> [TEXT EXTRACT]
------------------------------------------------
Let the Supremes Decide
If the likes of Caesars and BetMGM were hoping for a life raft, they didn’t get it after listening to testimony from Michael Selig, currently the chief counsel of the SEC Crypto Task Force, during his confirmation hearing. Selig repeatedly stated he didn’t have an opinion one way or the other on firms like Kalshi and Polymarket offering sports event contracts in all 50 states.
Instead, Selig deferred to the courts and stated he believed it was within their legal purview to adjudicate the matter. The topic has already been brought before several federal courts, where the prediction trading platforms have scored early victories.
Senators Seek Answers
When pressed by Senator Tina Smith of Minnesota as to whether Selig would enforce the CFTC’s authority over state regulators, the nominee was non-committal, stating, “As someone who spent many years practicing law at law firms as well as studying the law in law school, these are complex issues as to interpretation of what it means to constitute gaming,” Selig said. “And, of course, I have the utmost respect for our judges working on these issues in our court system, and I intend to always adhere to the law and follow what judicial decisions tell me to follow.”
------------------------------------------------
(Rows from a layout dataset)
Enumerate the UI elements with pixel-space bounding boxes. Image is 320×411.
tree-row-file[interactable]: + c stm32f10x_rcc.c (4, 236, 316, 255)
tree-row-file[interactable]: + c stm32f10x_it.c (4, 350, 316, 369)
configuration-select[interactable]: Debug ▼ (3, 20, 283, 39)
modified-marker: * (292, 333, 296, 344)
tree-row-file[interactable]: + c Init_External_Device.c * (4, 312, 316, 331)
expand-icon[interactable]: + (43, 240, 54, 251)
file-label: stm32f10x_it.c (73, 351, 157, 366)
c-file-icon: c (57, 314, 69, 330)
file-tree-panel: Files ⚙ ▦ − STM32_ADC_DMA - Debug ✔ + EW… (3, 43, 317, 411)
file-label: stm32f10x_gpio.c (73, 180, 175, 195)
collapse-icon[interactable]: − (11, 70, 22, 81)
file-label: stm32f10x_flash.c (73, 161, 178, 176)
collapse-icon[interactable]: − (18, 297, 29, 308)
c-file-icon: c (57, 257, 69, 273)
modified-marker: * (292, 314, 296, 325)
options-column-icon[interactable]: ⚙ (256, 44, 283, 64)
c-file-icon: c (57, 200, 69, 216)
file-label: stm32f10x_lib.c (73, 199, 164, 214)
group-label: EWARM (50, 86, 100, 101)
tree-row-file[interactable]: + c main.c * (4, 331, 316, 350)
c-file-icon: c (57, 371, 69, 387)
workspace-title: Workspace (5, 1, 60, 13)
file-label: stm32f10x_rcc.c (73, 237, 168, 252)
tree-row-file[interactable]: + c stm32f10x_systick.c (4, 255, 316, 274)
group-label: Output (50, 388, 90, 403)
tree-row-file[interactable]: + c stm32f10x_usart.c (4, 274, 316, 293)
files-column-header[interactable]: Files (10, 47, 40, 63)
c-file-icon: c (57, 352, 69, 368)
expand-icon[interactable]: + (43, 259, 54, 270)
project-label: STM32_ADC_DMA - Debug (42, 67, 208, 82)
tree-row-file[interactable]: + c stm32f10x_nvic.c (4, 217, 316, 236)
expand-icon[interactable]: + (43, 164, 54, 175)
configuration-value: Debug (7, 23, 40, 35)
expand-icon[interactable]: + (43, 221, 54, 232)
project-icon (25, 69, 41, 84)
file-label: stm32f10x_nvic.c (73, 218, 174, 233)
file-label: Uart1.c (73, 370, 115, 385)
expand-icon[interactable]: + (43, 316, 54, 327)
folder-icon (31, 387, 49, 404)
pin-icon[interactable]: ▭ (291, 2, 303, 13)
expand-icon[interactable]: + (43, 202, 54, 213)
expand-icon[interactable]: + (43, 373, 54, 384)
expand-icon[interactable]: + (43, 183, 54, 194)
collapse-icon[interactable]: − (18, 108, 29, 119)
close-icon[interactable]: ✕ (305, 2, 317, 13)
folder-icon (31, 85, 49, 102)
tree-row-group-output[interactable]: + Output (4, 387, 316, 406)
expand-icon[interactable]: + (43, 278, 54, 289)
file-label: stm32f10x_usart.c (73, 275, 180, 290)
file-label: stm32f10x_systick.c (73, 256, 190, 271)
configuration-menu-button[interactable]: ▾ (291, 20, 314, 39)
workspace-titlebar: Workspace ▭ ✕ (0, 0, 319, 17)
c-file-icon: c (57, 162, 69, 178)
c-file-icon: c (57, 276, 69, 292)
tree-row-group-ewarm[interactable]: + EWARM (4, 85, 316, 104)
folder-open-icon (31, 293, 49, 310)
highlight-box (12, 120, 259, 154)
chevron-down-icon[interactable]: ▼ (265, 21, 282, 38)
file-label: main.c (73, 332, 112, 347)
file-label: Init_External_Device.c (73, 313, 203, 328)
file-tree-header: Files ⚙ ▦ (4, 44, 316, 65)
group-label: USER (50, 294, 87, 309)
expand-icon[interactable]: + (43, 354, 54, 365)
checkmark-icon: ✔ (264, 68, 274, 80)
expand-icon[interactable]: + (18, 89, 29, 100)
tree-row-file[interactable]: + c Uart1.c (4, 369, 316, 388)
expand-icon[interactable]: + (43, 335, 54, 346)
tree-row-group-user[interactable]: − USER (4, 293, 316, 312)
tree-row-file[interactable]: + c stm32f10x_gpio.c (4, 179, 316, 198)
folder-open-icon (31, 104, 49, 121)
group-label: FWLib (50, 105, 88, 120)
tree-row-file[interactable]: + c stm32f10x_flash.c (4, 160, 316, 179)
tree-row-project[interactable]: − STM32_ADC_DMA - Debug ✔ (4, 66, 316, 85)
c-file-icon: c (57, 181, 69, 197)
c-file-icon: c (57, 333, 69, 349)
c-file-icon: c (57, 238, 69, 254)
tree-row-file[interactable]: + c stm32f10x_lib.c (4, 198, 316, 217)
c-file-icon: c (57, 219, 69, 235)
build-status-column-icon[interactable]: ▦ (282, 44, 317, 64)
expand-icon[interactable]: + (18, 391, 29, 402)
------------------------------------------------
> [PROMPT A] According to the hearing text, why did Selig avoid taking a position on firms offering sports event contracts? Answer in one to three sentences.
> [PROMPT B] Reproduce verbatim the stretch of the hearing text from "Let the Supremes" through "scored early victories.".

> [FINAL RESULT A] Selig said he believed deciding the matter fell within the courts' legal purview, so he deferred to them. He called the issues complex questions about interpreting what constitutes gaming, and he said he intends to follow the law and whatever judicial decisions direct.

> [FINAL RESULT B]
Let the Supremes Decide
If the likes of Caesars and BetMGM were hoping for a life raft, they didn’t get it after listening to testimony from Michael Selig, currently the chief counsel of the SEC Crypto Task Force, during his confirmation hearing. Selig repeatedly stated he didn’t have an opinion one way or the other on firms like Kalshi and Polymarket offering sports event contracts in all 50 states.
Instead, Selig deferred to the courts and stated he believed it was within their legal purview to adjudicate the matter. The topic has already been brought before several federal courts, where the prediction trading platforms have scored early victories.